Wherever the word "JSON" appears in a line, copy that line.
————————
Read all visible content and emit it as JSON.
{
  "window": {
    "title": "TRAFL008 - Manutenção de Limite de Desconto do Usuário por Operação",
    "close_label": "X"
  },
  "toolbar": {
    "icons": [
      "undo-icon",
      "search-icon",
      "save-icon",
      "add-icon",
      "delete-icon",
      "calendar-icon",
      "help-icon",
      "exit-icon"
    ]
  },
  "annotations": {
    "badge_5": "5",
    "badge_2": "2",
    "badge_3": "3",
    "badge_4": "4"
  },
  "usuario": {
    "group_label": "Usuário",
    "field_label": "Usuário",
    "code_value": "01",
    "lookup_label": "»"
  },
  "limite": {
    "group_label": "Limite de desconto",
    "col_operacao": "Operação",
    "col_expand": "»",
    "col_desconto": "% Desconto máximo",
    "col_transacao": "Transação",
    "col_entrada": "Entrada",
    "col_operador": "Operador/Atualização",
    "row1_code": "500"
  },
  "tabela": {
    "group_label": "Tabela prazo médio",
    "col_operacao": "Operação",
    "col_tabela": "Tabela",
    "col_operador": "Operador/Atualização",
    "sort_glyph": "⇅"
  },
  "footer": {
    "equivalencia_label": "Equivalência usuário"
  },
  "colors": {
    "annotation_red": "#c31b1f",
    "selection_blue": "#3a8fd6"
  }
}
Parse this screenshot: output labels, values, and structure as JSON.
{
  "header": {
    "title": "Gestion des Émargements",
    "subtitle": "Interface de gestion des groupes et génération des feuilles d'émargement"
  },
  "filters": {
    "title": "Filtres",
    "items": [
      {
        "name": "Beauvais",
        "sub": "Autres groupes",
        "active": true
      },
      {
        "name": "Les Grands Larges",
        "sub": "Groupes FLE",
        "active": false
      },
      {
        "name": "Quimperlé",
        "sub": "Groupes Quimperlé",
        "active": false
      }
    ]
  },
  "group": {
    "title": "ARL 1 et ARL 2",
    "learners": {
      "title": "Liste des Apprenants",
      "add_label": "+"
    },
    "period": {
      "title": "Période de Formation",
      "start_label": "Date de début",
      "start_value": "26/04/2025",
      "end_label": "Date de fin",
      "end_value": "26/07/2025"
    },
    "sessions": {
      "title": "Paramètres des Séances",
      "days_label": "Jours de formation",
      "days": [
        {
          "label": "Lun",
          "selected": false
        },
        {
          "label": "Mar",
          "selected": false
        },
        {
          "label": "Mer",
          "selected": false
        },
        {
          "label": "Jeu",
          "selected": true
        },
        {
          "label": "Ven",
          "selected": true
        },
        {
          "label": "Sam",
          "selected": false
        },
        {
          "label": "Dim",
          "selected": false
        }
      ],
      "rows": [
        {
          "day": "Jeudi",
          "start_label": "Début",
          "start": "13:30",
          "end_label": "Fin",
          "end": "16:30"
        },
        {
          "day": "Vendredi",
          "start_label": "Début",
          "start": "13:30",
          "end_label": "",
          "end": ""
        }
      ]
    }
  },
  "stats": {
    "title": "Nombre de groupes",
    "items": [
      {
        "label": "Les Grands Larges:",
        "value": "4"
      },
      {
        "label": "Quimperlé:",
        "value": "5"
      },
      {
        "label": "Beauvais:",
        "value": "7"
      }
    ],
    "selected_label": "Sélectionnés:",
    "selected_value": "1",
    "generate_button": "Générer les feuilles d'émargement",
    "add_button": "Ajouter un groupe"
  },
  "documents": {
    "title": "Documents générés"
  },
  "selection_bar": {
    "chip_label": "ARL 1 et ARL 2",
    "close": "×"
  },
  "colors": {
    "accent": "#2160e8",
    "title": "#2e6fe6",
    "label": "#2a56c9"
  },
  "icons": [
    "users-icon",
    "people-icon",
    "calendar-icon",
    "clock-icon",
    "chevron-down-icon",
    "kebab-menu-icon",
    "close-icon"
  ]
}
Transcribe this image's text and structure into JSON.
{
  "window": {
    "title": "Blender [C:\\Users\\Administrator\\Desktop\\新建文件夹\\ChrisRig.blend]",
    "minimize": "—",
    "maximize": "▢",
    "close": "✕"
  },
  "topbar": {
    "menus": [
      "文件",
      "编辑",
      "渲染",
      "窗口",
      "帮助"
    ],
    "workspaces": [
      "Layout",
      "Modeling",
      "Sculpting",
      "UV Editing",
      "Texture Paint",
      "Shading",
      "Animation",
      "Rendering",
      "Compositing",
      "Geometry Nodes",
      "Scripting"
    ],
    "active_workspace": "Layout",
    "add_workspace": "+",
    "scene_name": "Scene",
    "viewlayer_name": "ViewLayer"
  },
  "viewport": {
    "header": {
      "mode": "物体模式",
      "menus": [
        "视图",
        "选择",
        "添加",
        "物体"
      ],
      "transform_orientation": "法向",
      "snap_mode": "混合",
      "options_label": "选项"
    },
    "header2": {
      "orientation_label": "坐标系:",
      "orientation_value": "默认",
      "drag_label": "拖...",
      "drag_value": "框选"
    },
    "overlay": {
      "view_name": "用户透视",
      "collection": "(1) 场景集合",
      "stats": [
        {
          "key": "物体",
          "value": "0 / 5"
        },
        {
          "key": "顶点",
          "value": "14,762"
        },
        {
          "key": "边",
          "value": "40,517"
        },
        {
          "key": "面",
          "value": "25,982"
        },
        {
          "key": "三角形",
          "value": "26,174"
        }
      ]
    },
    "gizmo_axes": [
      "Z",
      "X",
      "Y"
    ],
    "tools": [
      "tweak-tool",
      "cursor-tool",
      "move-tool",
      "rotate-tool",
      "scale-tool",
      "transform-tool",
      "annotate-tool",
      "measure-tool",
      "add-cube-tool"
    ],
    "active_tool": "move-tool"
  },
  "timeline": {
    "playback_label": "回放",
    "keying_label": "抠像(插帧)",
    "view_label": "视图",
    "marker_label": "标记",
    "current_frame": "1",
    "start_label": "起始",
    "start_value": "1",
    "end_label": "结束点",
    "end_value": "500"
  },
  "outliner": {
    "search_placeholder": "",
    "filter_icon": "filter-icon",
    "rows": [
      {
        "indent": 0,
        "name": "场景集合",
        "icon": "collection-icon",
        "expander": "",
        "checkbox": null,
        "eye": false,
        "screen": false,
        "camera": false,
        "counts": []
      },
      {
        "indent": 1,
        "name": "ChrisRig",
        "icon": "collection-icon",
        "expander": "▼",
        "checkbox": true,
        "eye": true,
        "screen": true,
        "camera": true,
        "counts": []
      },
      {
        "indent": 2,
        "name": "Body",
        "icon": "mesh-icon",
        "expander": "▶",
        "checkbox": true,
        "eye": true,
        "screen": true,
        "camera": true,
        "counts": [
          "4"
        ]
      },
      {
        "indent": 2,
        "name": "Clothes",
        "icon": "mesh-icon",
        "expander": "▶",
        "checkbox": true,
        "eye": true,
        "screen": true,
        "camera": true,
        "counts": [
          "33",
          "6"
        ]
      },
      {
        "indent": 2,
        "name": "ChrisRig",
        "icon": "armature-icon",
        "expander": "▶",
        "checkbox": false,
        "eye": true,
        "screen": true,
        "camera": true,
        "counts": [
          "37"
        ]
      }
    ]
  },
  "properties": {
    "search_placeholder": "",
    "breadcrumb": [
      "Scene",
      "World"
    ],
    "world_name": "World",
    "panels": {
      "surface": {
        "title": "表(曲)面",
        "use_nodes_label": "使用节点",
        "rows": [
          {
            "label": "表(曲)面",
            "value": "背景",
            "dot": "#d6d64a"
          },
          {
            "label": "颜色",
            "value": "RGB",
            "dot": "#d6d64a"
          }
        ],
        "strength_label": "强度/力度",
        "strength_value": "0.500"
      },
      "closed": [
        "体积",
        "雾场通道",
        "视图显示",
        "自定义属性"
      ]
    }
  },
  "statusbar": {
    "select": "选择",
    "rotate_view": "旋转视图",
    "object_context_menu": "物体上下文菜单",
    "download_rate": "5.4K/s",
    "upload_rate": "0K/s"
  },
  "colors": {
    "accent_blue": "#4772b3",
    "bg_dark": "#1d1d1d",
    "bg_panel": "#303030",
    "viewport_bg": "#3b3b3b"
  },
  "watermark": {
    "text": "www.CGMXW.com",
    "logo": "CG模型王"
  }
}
————————
[RESPONSE]
Read all visible content and emit it as JSON.
Parse this screenshot: output labels, values, and structure as JSON.
Transcribe this image's text and structure into JSON.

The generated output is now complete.